In the records below, find each line containing the word "شماره" and copy it.

☆ ☆ ☆

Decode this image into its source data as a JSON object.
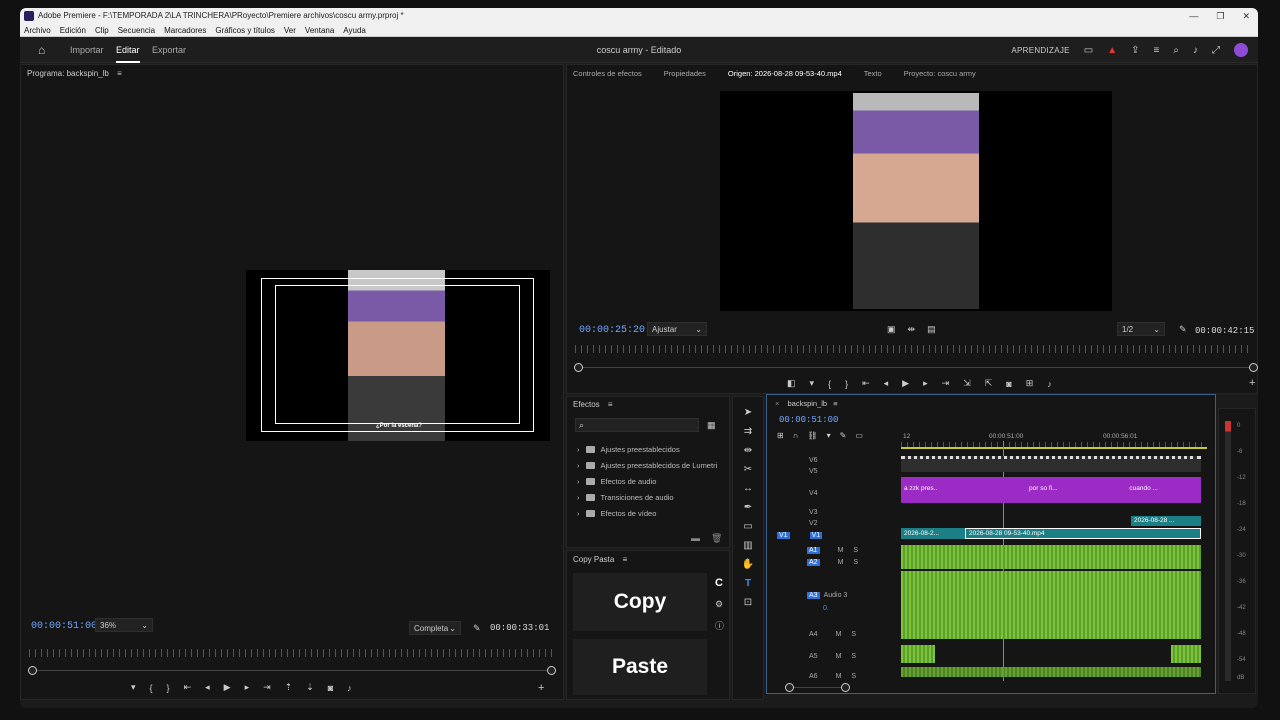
{
  "window": {
    "title": "Adobe Premiere - F:\\TEMPORADA 2\\LA TRINCHERA\\PRoyecto\\Premiere archivos\\coscu army.prproj *",
    "controls": [
      "—",
      "❐",
      "✕"
    ]
  },
  "menu": [
    "Archivo",
    "Edición",
    "Clip",
    "Secuencia",
    "Marcadores",
    "Gráficos y títulos",
    "Ver",
    "Ventana",
    "Ayuda"
  ],
  "appbar": {
    "tabs": [
      "Importar",
      "Editar",
      "Exportar"
    ],
    "active_tab": "Editar",
    "doc_title": "coscu army - Editado",
    "learn": "APRENDIZAJE"
  },
  "program_monitor": {
    "title": "Programa: backspin_lb",
    "timecode": "00:00:51:00",
    "zoom": "36%",
    "quality": "Completa",
    "duration": "00:00:33:01",
    "subtitle": "¿Por la escena?"
  },
  "source_panel": {
    "tabs": [
      "Controles de efectos",
      "Propiedades",
      "Origen: 2026-08-28 09-53-40.mp4",
      "Texto",
      "Proyecto: coscu army"
    ],
    "active_tab": "Origen: 2026-08-28 09-53-40.mp4",
    "timecode": "00:00:25:20",
    "fit": "Ajustar",
    "resolution": "1/2",
    "duration": "00:00:42:15"
  },
  "effects": {
    "title": "Efectos",
    "search_placeholder": "",
    "items": [
      "Ajustes preestablecidos",
      "Ajustes preestablecidos de Lumetri",
      "Efectos de audio",
      "Transiciones de audio",
      "Efectos de vídeo"
    ]
  },
  "copy_paste": {
    "title": "Copy Pasta",
    "copy_label": "Copy",
    "paste_label": "Paste",
    "icon_letter": "C"
  },
  "timeline": {
    "sequence": "backspin_lb",
    "timecode": "00:00:51:00",
    "ruler_labels": [
      "12",
      "00:00:51:00",
      "00:00:56:01"
    ],
    "video_tracks": [
      "V6",
      "V5",
      "V4",
      "V3",
      "V2",
      "V1"
    ],
    "audio_tracks": [
      "A1",
      "A2",
      "A3",
      "A4",
      "A5",
      "A6"
    ],
    "a3_name": "Audio 3",
    "a3_volume": "0.",
    "clips_v4": [
      "a zzk pres..",
      "por so fi...",
      "cuando ..."
    ],
    "clips_v2": "2026-08-28 ...",
    "clips_v1": [
      "2026-08-2...",
      "2026-08-28 09-53-40.mp4"
    ],
    "fx_label": "fx",
    "track_letters": {
      "mute": "M",
      "solo": "S"
    }
  },
  "vu_meter": {
    "labels": [
      "0",
      "-6",
      "-12",
      "-18",
      "-24",
      "-30",
      "-36",
      "-42",
      "-48",
      "-54",
      "dB"
    ]
  },
  "colors": {
    "accent": "#2f6fd6",
    "timecode": "#6fa8ff",
    "audio_clip": "#7dc33c",
    "video_clip_purple": "#9b2bc4",
    "video_clip_teal": "#1d7f86"
  }
}
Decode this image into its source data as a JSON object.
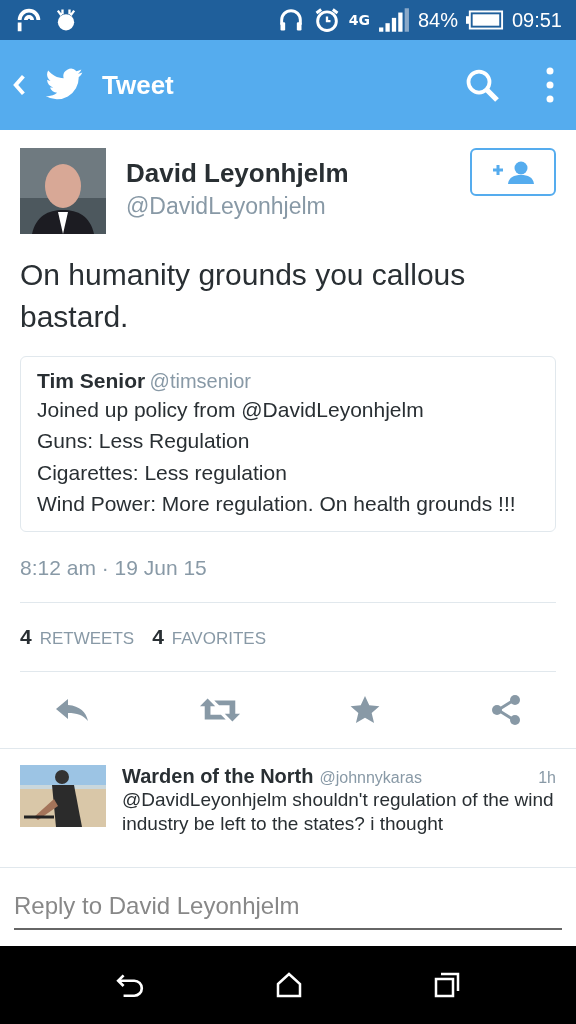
{
  "status_bar": {
    "network": "4G",
    "battery": "84%",
    "time": "09:51"
  },
  "header": {
    "title": "Tweet"
  },
  "tweet": {
    "author": "David Leyonhjelm",
    "handle": "@DavidLeyonhjelm",
    "text": "On humanity grounds you callous bastard.",
    "quoted": {
      "author": "Tim Senior",
      "handle": "@timsenior",
      "lines": [
        "Joined up policy from @DavidLeyonhjelm",
        "Guns: Less Regulation",
        "Cigarettes: Less regulation",
        "Wind Power: More regulation. On health grounds !!!"
      ]
    },
    "timestamp": "8:12 am · 19 Jun 15",
    "stats": [
      {
        "count": "4",
        "label": "RETWEETS"
      },
      {
        "count": "4",
        "label": "FAVORITES"
      }
    ]
  },
  "reply": {
    "author": "Warden of the North",
    "handle": "@johnnykaras",
    "time": "1h",
    "text": "@DavidLeyonhjelm shouldn't regulation of the wind industry be left to the states? i thought"
  },
  "reply_field": {
    "placeholder": "Reply to David Leyonhjelm"
  }
}
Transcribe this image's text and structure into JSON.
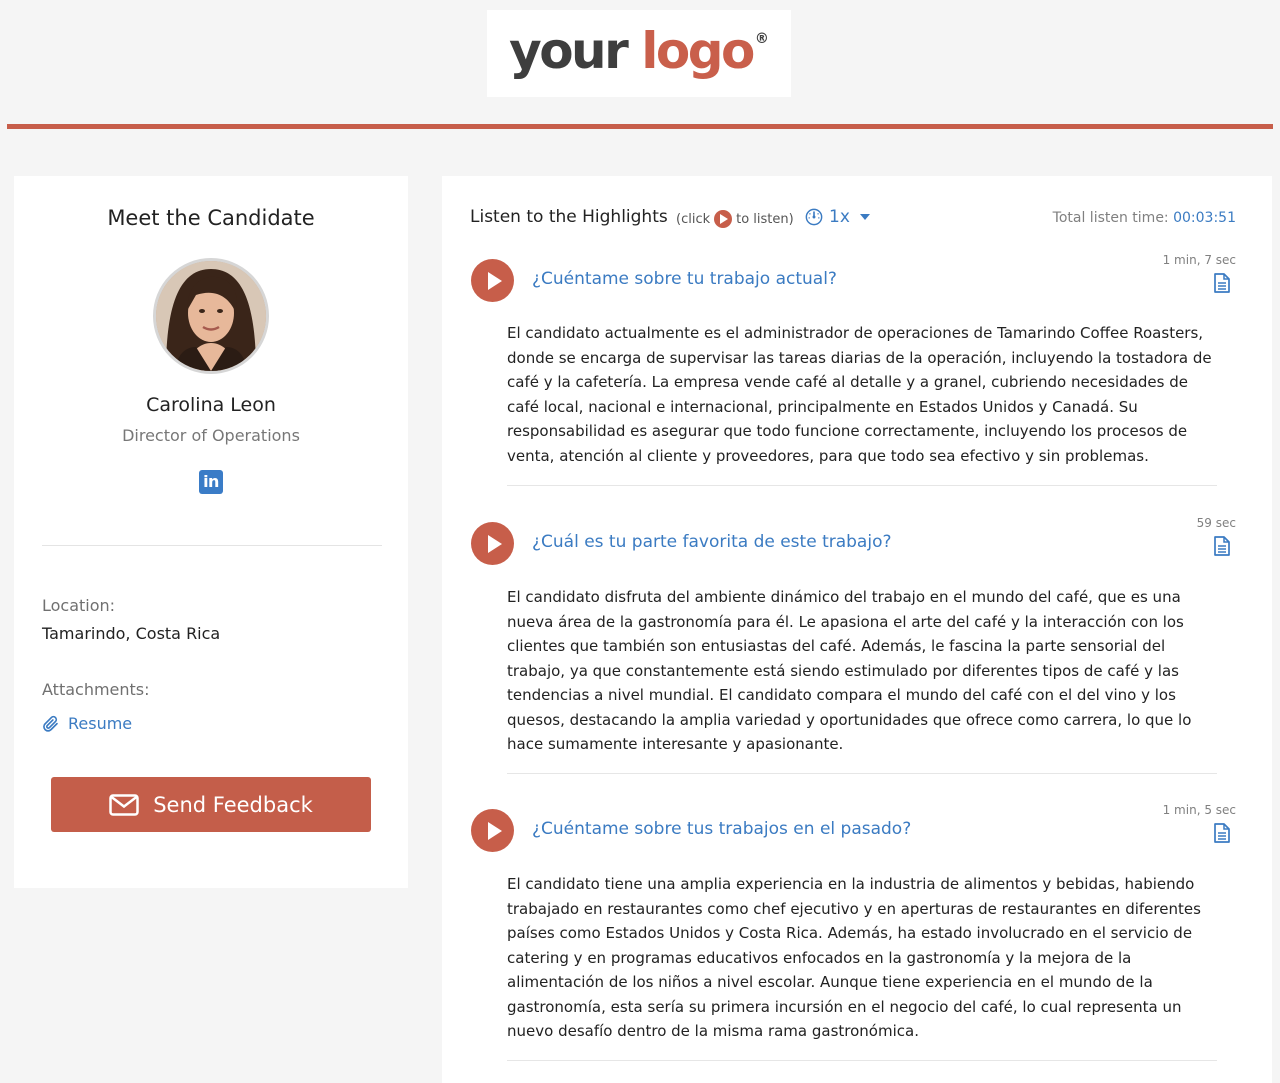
{
  "header": {
    "logo_your": "your",
    "logo_logo": "logo",
    "logo_reg": "®"
  },
  "candidate": {
    "section_title": "Meet the Candidate",
    "name": "Carolina Leon",
    "role": "Director of Operations",
    "linkedin_glyph": "in",
    "location_label": "Location:",
    "location_value": "Tamarindo, Costa Rica",
    "attachments_label": "Attachments:",
    "resume_label": "Resume",
    "feedback_label": "Send Feedback"
  },
  "highlights": {
    "title": "Listen to the Highlights",
    "hint_before": "(click",
    "hint_after": "to listen)",
    "speed": "1x",
    "total_label": "Total listen time: ",
    "total_time": "00:03:51",
    "items": [
      {
        "question": "¿Cuéntame sobre tu trabajo actual?",
        "duration": "1 min, 7 sec",
        "answer": "El candidato actualmente es el administrador de operaciones de Tamarindo Coffee Roasters, donde se encarga de supervisar las tareas diarias de la operación, incluyendo la tostadora de café y la cafetería. La empresa vende café al detalle y a granel, cubriendo necesidades de café local, nacional e internacional, principalmente en Estados Unidos y Canadá. Su responsabilidad es asegurar que todo funcione correctamente, incluyendo los procesos de venta, atención al cliente y proveedores, para que todo sea efectivo y sin problemas."
      },
      {
        "question": "¿Cuál es tu parte favorita de este trabajo?",
        "duration": "59 sec",
        "answer": "El candidato disfruta del ambiente dinámico del trabajo en el mundo del café, que es una nueva área de la gastronomía para él. Le apasiona el arte del café y la interacción con los clientes que también son entusiastas del café. Además, le fascina la parte sensorial del trabajo, ya que constantemente está siendo estimulado por diferentes tipos de café y las tendencias a nivel mundial. El candidato compara el mundo del café con el del vino y los quesos, destacando la amplia variedad y oportunidades que ofrece como carrera, lo que lo hace sumamente interesante y apasionante."
      },
      {
        "question": "¿Cuéntame sobre tus trabajos en el pasado?",
        "duration": "1 min, 5 sec",
        "answer": "El candidato tiene una amplia experiencia en la industria de alimentos y bebidas, habiendo trabajado en restaurantes como chef ejecutivo y en aperturas de restaurantes en diferentes países como Estados Unidos y Costa Rica. Además, ha estado involucrado en el servicio de catering y en programas educativos enfocados en la gastronomía y la mejora de la alimentación de los niños a nivel escolar. Aunque tiene experiencia en el mundo de la gastronomía, esta sería su primera incursión en el negocio del café, lo cual representa un nuevo desafío dentro de la misma rama gastronómica."
      }
    ]
  },
  "colors": {
    "accent": "#c75e4a",
    "link": "#3b7bc2",
    "background": "#f5f5f5"
  },
  "icons": [
    "play-icon",
    "speed-gauge-icon",
    "chevron-down-icon",
    "document-icon",
    "linkedin-icon",
    "paperclip-icon",
    "envelope-icon"
  ]
}
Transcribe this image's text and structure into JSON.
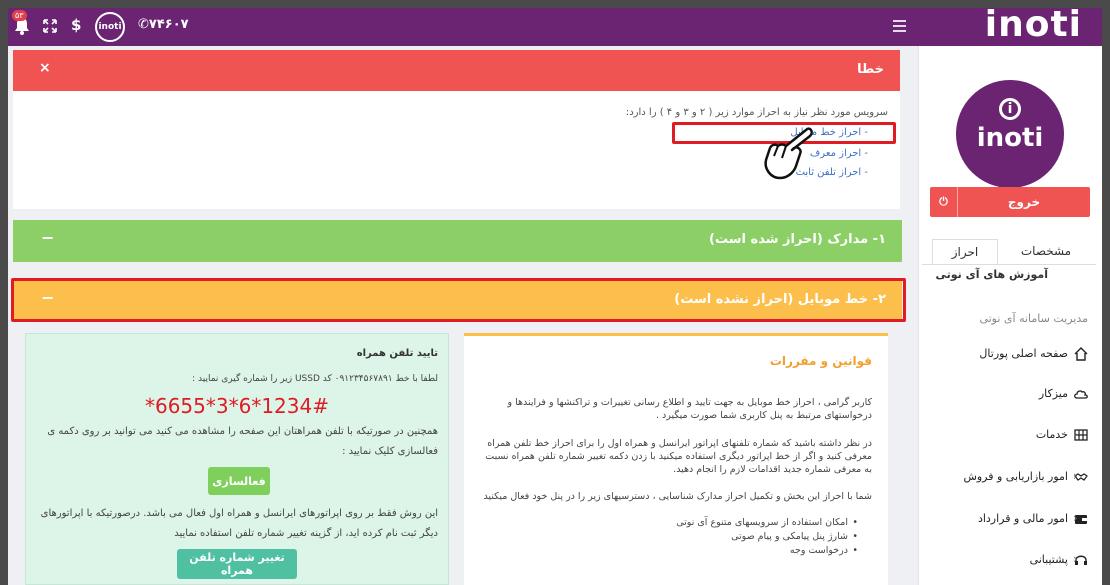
{
  "topbar": {
    "brand": "inoti",
    "badge_count": "۵۳",
    "dollar": "$",
    "logo_text": "inoti",
    "phone": "۷۴۶۰۷"
  },
  "sidebar": {
    "logo_text": "inoti",
    "logout_label": "خروج",
    "tabs": {
      "active": "احراز",
      "other": "مشخصات"
    },
    "subtitle": "آموزش های آی نوتی",
    "section_header": "مدیریت سامانه آی نوتی",
    "items": [
      {
        "label": "صفحه اصلی پورتال",
        "icon": "home-icon"
      },
      {
        "label": "میزکار",
        "icon": "cloud-icon"
      },
      {
        "label": "خدمات",
        "icon": "grid-icon"
      },
      {
        "label": "امور بازاریابی و فروش",
        "icon": "handshake-icon"
      },
      {
        "label": "امور مالی و قرارداد",
        "icon": "wallet-icon"
      },
      {
        "label": "پشتیبانی",
        "icon": "headset-icon"
      }
    ]
  },
  "alert": {
    "title": "خطا",
    "close": "×",
    "message": "سرویس مورد نظر نیاز به احراز موارد زیر ( ۲ و ۳ و ۴ ) را دارد:",
    "links": [
      "- احراز خط موبایل",
      "- احراز معرف",
      "- احراز تلفن ثابت"
    ]
  },
  "panels": {
    "docs": {
      "title": "۱- مدارک (احراز شده است)",
      "toggle": "−"
    },
    "mobile": {
      "title": "۲- خط موبایل (احراز نشده است)",
      "toggle": "−"
    }
  },
  "verify": {
    "title": "تایید تلفن همراه",
    "instruction": "لطفا با خط ۰۹۱۲۳۴۵۶۷۸۹۱ کد USSD زیر را شماره گیری نمایید :",
    "code": "*6655*3*6*1234#",
    "para1": "همچنین در صورتیکه با تلفن همراهتان این صفحه را مشاهده می کنید می توانید بر روی دکمه ی فعالسازی کلیک نمایید :",
    "activate_label": "فعالسازی",
    "para2": "این روش فقط بر روی اپراتورهای ایرانسل و همراه اول فعال می باشد. درصورتیکه با اپراتورهای دیگر ثبت نام کرده اید، از گزینه تغییر شماره تلفن استفاده نمایید",
    "change_label": "تغییر شماره تلفن همراه"
  },
  "rules": {
    "title": "قوانین و مقررات",
    "p1": "کاربر گرامی ، احراز خط موبایل به جهت تایید و اطلاع رسانی تغییرات و تراکنشها و فرایندها و درخواستهای مرتبط به پنل کاربری شما صورت میگیرد .",
    "p2": "در نظر داشته باشید که شماره تلفنهای اپراتور ایرانسل و همراه اول را برای احراز خط تلفن همراه معرفی کنید و اگر از خط اپراتور دیگری استفاده میکنید با زدن دکمه تغییر شماره تلفن همراه نسبت به معرفی شماره جدید اقدامات لازم را انجام دهید.",
    "p3": "شما با احراز این بخش و تکمیل احراز مدارک شناسایی ، دسترسیهای زیر را در پنل خود فعال میکنید",
    "bullets": [
      "امکان استفاده از سرویسهای متنوع آی نوتی",
      "شارژ پنل پیامکی و پیام صوتی",
      "درخواست وجه"
    ]
  }
}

☆ ☆ ☆

— Task result —
    "instruction": "لطفا با خط ۰۹۱۲۳۴۵۶۷۸۹۱ کد USSD زیر را شماره گیری نمایید :",
    "para2": "این روش فقط بر روی اپراتورهای ایرانسل و همراه اول فعال می باشد. درصورتیکه با اپراتورهای دیگر ثبت نام کرده اید، از گزینه تغییر شماره تلفن استفاده نمایید",
    "change_label": "تغییر شماره تلفن همراه"
    "p2": "در نظر داشته باشید که شماره تلفنهای اپراتور ایرانسل و همراه اول را برای احراز خط تلفن همراه معرفی کنید و اگر از خط اپراتور دیگری استفاده میکنید با زدن دکمه تغییر شماره تلفن همراه نسبت به معرفی شماره جدید اقدامات لازم را انجام دهید.",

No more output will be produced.